▶ **Data to use**
[Start]

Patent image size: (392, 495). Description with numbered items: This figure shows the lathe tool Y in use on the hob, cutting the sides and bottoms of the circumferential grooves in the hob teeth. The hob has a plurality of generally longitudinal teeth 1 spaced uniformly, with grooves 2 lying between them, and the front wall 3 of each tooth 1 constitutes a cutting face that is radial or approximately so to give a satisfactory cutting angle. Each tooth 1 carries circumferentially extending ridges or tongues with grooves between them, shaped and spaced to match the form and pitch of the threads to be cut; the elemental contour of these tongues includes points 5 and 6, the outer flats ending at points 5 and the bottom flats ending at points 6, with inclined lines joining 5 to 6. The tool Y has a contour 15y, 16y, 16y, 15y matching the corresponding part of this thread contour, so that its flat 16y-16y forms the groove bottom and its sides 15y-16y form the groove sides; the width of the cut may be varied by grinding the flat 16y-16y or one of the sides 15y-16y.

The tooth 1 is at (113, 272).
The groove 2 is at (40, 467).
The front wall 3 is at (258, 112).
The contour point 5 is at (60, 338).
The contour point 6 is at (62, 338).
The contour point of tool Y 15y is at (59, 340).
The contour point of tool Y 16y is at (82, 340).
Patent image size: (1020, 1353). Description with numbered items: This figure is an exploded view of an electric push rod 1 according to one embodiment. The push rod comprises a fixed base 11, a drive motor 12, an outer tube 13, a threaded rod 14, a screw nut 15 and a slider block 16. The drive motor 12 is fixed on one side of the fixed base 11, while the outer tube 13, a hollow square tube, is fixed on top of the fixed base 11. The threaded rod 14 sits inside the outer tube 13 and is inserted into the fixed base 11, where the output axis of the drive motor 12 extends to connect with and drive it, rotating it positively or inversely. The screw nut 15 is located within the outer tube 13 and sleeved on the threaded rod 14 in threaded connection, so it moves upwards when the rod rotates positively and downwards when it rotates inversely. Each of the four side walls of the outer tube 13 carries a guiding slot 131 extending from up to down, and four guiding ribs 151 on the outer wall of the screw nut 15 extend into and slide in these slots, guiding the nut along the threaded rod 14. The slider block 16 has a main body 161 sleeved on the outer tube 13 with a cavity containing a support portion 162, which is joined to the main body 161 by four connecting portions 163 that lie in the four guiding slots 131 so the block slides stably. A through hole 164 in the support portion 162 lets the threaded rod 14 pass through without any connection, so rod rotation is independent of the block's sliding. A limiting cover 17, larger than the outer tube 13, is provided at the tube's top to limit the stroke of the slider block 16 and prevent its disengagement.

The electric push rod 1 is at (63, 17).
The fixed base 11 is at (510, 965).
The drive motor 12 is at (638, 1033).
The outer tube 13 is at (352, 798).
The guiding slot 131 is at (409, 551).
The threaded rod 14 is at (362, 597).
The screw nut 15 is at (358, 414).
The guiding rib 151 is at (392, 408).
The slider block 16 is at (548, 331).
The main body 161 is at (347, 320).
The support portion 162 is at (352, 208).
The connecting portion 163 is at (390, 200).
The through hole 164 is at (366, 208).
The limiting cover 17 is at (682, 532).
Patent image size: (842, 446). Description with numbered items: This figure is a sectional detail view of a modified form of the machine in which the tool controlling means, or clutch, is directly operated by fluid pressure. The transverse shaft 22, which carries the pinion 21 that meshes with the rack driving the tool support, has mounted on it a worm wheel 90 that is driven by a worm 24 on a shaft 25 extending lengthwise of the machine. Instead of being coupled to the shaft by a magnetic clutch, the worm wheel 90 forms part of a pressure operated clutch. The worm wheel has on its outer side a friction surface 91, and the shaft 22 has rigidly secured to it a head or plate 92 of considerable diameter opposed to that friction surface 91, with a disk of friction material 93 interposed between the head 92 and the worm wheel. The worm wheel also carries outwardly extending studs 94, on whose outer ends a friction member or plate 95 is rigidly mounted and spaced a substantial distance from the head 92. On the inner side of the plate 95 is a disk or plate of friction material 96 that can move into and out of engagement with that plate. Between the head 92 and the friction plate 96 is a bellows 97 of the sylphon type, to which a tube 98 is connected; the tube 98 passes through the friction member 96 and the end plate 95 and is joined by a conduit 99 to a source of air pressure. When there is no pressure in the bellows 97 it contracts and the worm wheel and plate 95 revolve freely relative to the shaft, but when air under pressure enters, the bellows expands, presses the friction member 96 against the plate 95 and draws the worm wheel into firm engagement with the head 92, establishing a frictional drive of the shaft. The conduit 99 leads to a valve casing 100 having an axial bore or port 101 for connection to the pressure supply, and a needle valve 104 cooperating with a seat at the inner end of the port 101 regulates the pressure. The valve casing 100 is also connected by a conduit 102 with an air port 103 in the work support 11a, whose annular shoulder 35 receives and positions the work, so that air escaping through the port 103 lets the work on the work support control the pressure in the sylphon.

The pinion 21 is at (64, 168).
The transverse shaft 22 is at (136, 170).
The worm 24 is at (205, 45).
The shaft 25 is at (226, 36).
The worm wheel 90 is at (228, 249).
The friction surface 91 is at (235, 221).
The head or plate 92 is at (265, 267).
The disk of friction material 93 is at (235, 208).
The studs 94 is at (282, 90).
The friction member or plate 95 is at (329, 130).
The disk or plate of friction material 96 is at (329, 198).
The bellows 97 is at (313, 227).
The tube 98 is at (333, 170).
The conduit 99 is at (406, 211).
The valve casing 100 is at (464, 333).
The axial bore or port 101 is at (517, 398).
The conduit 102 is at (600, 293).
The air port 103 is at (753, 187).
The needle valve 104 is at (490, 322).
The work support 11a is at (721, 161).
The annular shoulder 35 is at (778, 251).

[End]

▶ **Exercise brief**
Reproduce all three records above, keeping every character unchanged.

▶ **Exercise result**
Patent image size: (392, 495). Description with numbered items: This figure shows the lathe tool Y in use on the hob, cutting the sides and bottoms of the circumferential grooves in the hob teeth. The hob has a plurality of generally longitudinal teeth 1 spaced uniformly, with grooves 2 lying between them, and the front wall 3 of each tooth 1 constitutes a cutting face that is radial or approximately so to give a satisfactory cutting angle. Each tooth 1 carries circumferentially extending ridges or tongues with grooves between them, shaped and spaced to match the form and pitch of the threads to be cut; the elemental contour of these tongues includes points 5 and 6, the outer flats ending at points 5 and the bottom flats ending at points 6, with inclined lines joining 5 to 6. The tool Y has a contour 15y, 16y, 16y, 15y matching the corresponding part of this thread contour, so that its flat 16y-16y forms the groove bottom and its sides 15y-16y form the groove sides; the width of the cut may be varied by grinding the flat 16y-16y or one of the sides 15y-16y.

The tooth 1 is at (113, 272).
The groove 2 is at (40, 467).
The front wall 3 is at (258, 112).
The contour point 5 is at (60, 338).
The contour point 6 is at (62, 338).
The contour point of tool Y 15y is at (59, 340).
The contour point of tool Y 16y is at (82, 340).
Patent image size: (1020, 1353). Description with numbered items: This figure is an exploded view of an electric push rod 1 according to one embodiment. The push rod comprises a fixed base 11, a drive motor 12, an outer tube 13, a threaded rod 14, a screw nut 15 and a slider block 16. The drive motor 12 is fixed on one side of the fixed base 11, while the outer tube 13, a hollow square tube, is fixed on top of the fixed base 11. The threaded rod 14 sits inside the outer tube 13 and is inserted into the fixed base 11, where the output axis of the drive motor 12 extends to connect with and drive it, rotating it positively or inversely. The screw nut 15 is located within the outer tube 13 and sleeved on the threaded rod 14 in threaded connection, so it moves upwards when the rod rotates positively and downwards when it rotates inversely. Each of the four side walls of the outer tube 13 carries a guiding slot 131 extending from up to down, and four guiding ribs 151 on the outer wall of the screw nut 15 extend into and slide in these slots, guiding the nut along the threaded rod 14. The slider block 16 has a main body 161 sleeved on the outer tube 13 with a cavity containing a support portion 162, which is joined to the main body 161 by four connecting portions 163 that lie in the four guiding slots 131 so the block slides stably. A through hole 164 in the support portion 162 lets the threaded rod 14 pass through without any connection, so rod rotation is independent of the block's sliding. A limiting cover 17, larger than the outer tube 13, is provided at the tube's top to limit the stroke of the slider block 16 and prevent its disengagement.

The electric push rod 1 is at (63, 17).
The fixed base 11 is at (510, 965).
The drive motor 12 is at (638, 1033).
The outer tube 13 is at (352, 798).
The guiding slot 131 is at (409, 551).
The threaded rod 14 is at (362, 597).
The screw nut 15 is at (358, 414).
The guiding rib 151 is at (392, 408).
The slider block 16 is at (548, 331).
The main body 161 is at (347, 320).
The support portion 162 is at (352, 208).
The connecting portion 163 is at (390, 200).
The through hole 164 is at (366, 208).
The limiting cover 17 is at (682, 532).
Patent image size: (842, 446). Description with numbered items: This figure is a sectional detail view of a modified form of the machine in which the tool controlling means, or clutch, is directly operated by fluid pressure. The transverse shaft 22, which carries the pinion 21 that meshes with the rack driving the tool support, has mounted on it a worm wheel 90 that is driven by a worm 24 on a shaft 25 extending lengthwise of the machine. Instead of being coupled to the shaft by a magnetic clutch, the worm wheel 90 forms part of a pressure operated clutch. The worm wheel has on its outer side a friction surface 91, and the shaft 22 has rigidly secured to it a head or plate 92 of considerable diameter opposed to that friction surface 91, with a disk of friction material 93 interposed between the head 92 and the worm wheel. The worm wheel also carries outwardly extending studs 94, on whose outer ends a friction member or plate 95 is rigidly mounted and spaced a substantial distance from the head 92. On the inner side of the plate 95 is a disk or plate of friction material 96 that can move into and out of engagement with that plate. Between the head 92 and the friction plate 96 is a bellows 97 of the sylphon type, to which a tube 98 is connected; the tube 98 passes through the friction member 96 and the end plate 95 and is joined by a conduit 99 to a source of air pressure. When there is no pressure in the bellows 97 it contracts and the worm wheel and plate 95 revolve freely relative to the shaft, but when air under pressure enters, the bellows expands, presses the friction member 96 against the plate 95 and draws the worm wheel into firm engagement with the head 92, establishing a frictional drive of the shaft. The conduit 99 leads to a valve casing 100 having an axial bore or port 101 for connection to the pressure supply, and a needle valve 104 cooperating with a seat at the inner end of the port 101 regulates the pressure. The valve casing 100 is also connected by a conduit 102 with an air port 103 in the work support 11a, whose annular shoulder 35 receives and positions the work, so that air escaping through the port 103 lets the work on the work support control the pressure in the sylphon.

The pinion 21 is at (64, 168).
The transverse shaft 22 is at (136, 170).
The worm 24 is at (205, 45).
The shaft 25 is at (226, 36).
The worm wheel 90 is at (228, 249).
The friction surface 91 is at (235, 221).
The head or plate 92 is at (265, 267).
The disk of friction material 93 is at (235, 208).
The studs 94 is at (282, 90).
The friction member or plate 95 is at (329, 130).
The disk or plate of friction material 96 is at (329, 198).
The bellows 97 is at (313, 227).
The tube 98 is at (333, 170).
The conduit 99 is at (406, 211).
The valve casing 100 is at (464, 333).
The axial bore or port 101 is at (517, 398).
The conduit 102 is at (600, 293).
The air port 103 is at (753, 187).
The needle valve 104 is at (490, 322).
The work support 11a is at (721, 161).
The annular shoulder 35 is at (778, 251).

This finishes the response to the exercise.